Data tied to figure images:

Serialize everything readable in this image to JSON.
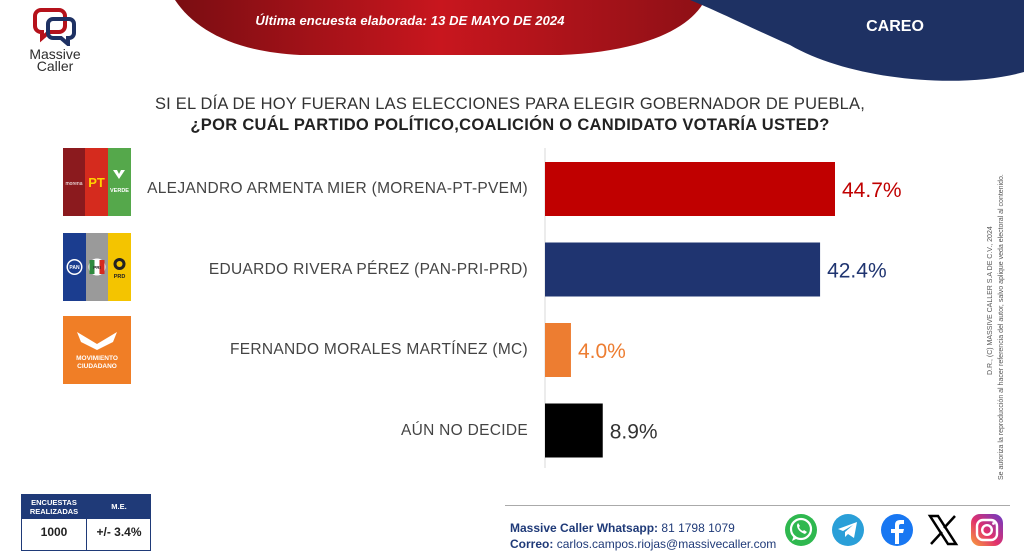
{
  "header": {
    "survey_date": "Última encuesta elaborada: 13 DE MAYO DE 2024",
    "section_tag": "CAREO",
    "brand_line1": "Massive",
    "brand_line2": "Caller",
    "brand_red": "#b5121b",
    "brand_navy": "#1e3163"
  },
  "question": {
    "line1": "SI EL DÍA DE HOY FUERAN LAS ELECCIONES PARA ELEGIR GOBERNADOR DE PUEBLA,",
    "line2": "¿POR CUÁL PARTIDO POLÍTICO,COALICIÓN  O CANDIDATO  VOTARÍA USTED?"
  },
  "party_logos": [
    {
      "icon": "morena-pt-pvem-coalition-logo",
      "texts": [
        "morena",
        "PT",
        "VERDE"
      ]
    },
    {
      "icon": "pan-pri-prd-coalition-logo",
      "texts": [
        "PAN",
        "PRI",
        "PRD"
      ]
    },
    {
      "icon": "movimiento-ciudadano-logo",
      "texts": [
        "MOVIMIENTO",
        "CIUDADANO"
      ]
    }
  ],
  "chart_data": {
    "type": "bar",
    "orientation": "horizontal",
    "categories": [
      "ALEJANDRO ARMENTA MIER (MORENA-PT-PVEM)",
      "EDUARDO RIVERA PÉREZ (PAN-PRI-PRD)",
      "FERNANDO MORALES MARTÍNEZ (MC)",
      "AÚN NO DECIDE"
    ],
    "values": [
      44.7,
      42.4,
      4.0,
      8.9
    ],
    "data_labels": [
      "44.7%",
      "42.4%",
      "4.0%",
      "8.9%"
    ],
    "colors": [
      "#c00000",
      "#1f3470",
      "#ed7d31",
      "#000000"
    ],
    "label_colors": [
      "#c00000",
      "#1f3470",
      "#ed7d31",
      "#333333"
    ],
    "xlim": [
      0,
      44.7
    ],
    "grid": false,
    "legend": "none"
  },
  "disclaimer": {
    "line1": "D.R., (C) MASSIVE CALLER S.A DE C.V., 2024",
    "line2": "Se autoriza la reproducción al hacer referencia del autor, salvo aplique veda electoral al contenido."
  },
  "methodology": {
    "col1_header": "ENCUESTAS REALIZADAS",
    "col2_header": "M.E.",
    "col1_value": "1000",
    "col2_value": "+/- 3.4%"
  },
  "contact": {
    "whatsapp_label": "Massive Caller Whatsapp:",
    "whatsapp_value": "81 1798 1079",
    "email_label": "Correo:",
    "email_value": "carlos.campos.riojas@massivecaller.com"
  },
  "social_icons": [
    "whatsapp-icon",
    "telegram-icon",
    "facebook-icon",
    "x-icon",
    "instagram-icon"
  ]
}
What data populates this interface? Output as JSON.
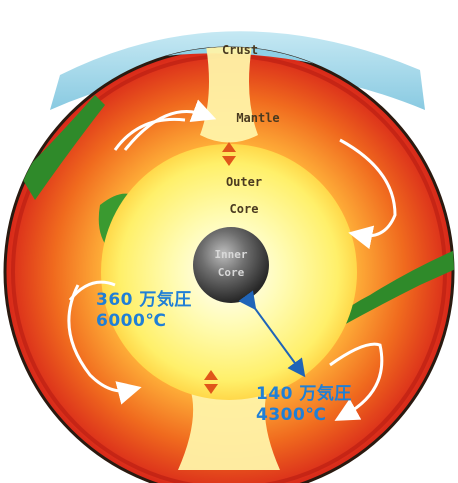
{
  "layers": {
    "crust": "Crust",
    "mantle": "Mantle",
    "outer_core_line1": "Outer",
    "outer_core_line2": "Core",
    "inner_core_line1": "Inner",
    "inner_core_line2": "Core"
  },
  "readouts": {
    "inner_pressure": "360 万気圧",
    "inner_temperature": "6000℃",
    "outer_pressure": "140 万気圧",
    "outer_temperature": "4300℃"
  },
  "colors": {
    "sky": "#8fd0e6",
    "crust_edge": "#2a1a10",
    "mantle_outer": "#d8261a",
    "mantle_mid": "#f0701e",
    "outer_core": "#fff27a",
    "inner_core": "#6a6a6a",
    "annotation": "#1f7fd6"
  }
}
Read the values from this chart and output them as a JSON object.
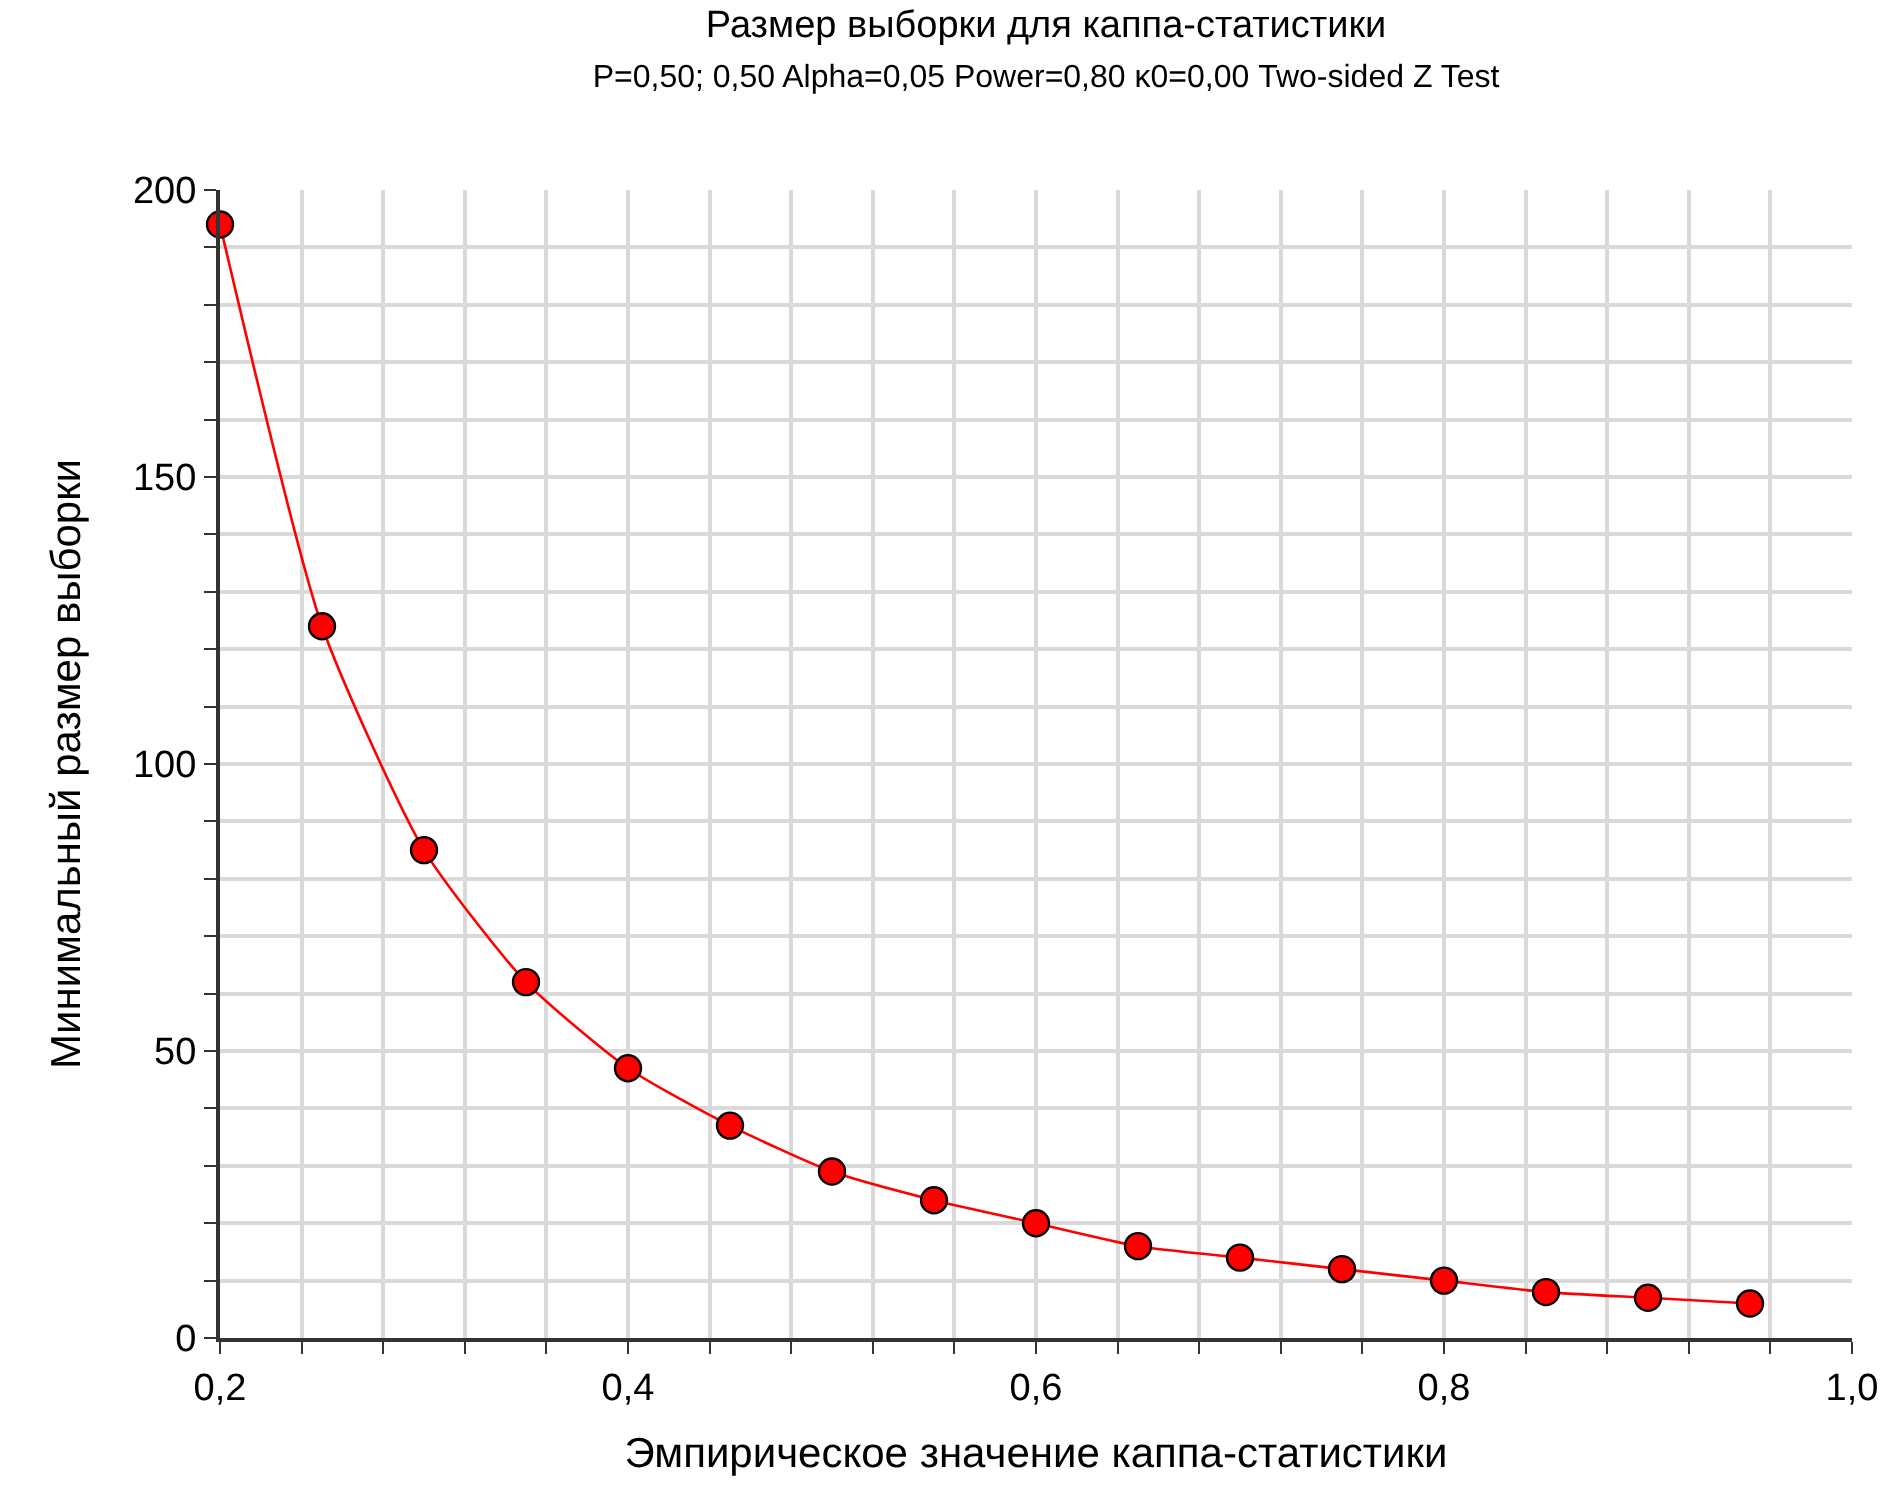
{
  "chart_data": {
    "type": "line",
    "title": "Размер выборки для каппа-статистики",
    "subtitle": "P=0,50; 0,50 Alpha=0,05 Power=0,80 κ0=0,00 Two-sided Z Test",
    "xlabel": "Эмпирическое значение каппа-статистики",
    "ylabel": "Минимальный размер выборки",
    "x": [
      0.2,
      0.25,
      0.3,
      0.35,
      0.4,
      0.45,
      0.5,
      0.55,
      0.6,
      0.65,
      0.7,
      0.75,
      0.8,
      0.85,
      0.9,
      0.95
    ],
    "series": [
      {
        "color": "#ff0000",
        "values": [
          194,
          124,
          85,
          62,
          47,
          37,
          29,
          24,
          20,
          16,
          14,
          12,
          10,
          8,
          7,
          6
        ]
      }
    ],
    "marker": "circle",
    "line_style": "solid",
    "grid": true,
    "legend": false,
    "xlim": [
      0.2,
      1.0
    ],
    "xticks": [
      {
        "value": 0.2,
        "label": "0,2"
      },
      {
        "value": 0.24,
        "label": null
      },
      {
        "value": 0.28,
        "label": null
      },
      {
        "value": 0.32,
        "label": null
      },
      {
        "value": 0.36,
        "label": null
      },
      {
        "value": 0.4,
        "label": "0,4"
      },
      {
        "value": 0.44,
        "label": null
      },
      {
        "value": 0.48,
        "label": null
      },
      {
        "value": 0.52,
        "label": null
      },
      {
        "value": 0.56,
        "label": null
      },
      {
        "value": 0.6,
        "label": "0,6"
      },
      {
        "value": 0.64,
        "label": null
      },
      {
        "value": 0.68,
        "label": null
      },
      {
        "value": 0.72,
        "label": null
      },
      {
        "value": 0.76,
        "label": null
      },
      {
        "value": 0.8,
        "label": "0,8"
      },
      {
        "value": 0.84,
        "label": null
      },
      {
        "value": 0.88,
        "label": null
      },
      {
        "value": 0.92,
        "label": null
      },
      {
        "value": 0.96,
        "label": null
      },
      {
        "value": 1.0,
        "label": "1,0"
      }
    ],
    "ylim": [
      0,
      200
    ],
    "yticks": [
      0,
      {
        "value": 10,
        "label": null
      },
      {
        "value": 20,
        "label": null
      },
      {
        "value": 30,
        "label": null
      },
      {
        "value": 40,
        "label": null
      },
      50,
      {
        "value": 60,
        "label": null
      },
      {
        "value": 70,
        "label": null
      },
      {
        "value": 80,
        "label": null
      },
      {
        "value": 90,
        "label": null
      },
      100,
      {
        "value": 110,
        "label": null
      },
      {
        "value": 120,
        "label": null
      },
      {
        "value": 130,
        "label": null
      },
      {
        "value": 140,
        "label": null
      },
      150,
      {
        "value": 160,
        "label": null
      },
      {
        "value": 170,
        "label": null
      },
      {
        "value": 180,
        "label": null
      },
      {
        "value": 190,
        "label": null
      },
      200
    ]
  }
}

→ Task description:
Copy whichever lines in the listing above contain the word "this".

→ Final result:
Serialize everything readable in this image to JSON.
What data populates this interface? Output as JSON.
Read the values from this chart and output them as a JSON object.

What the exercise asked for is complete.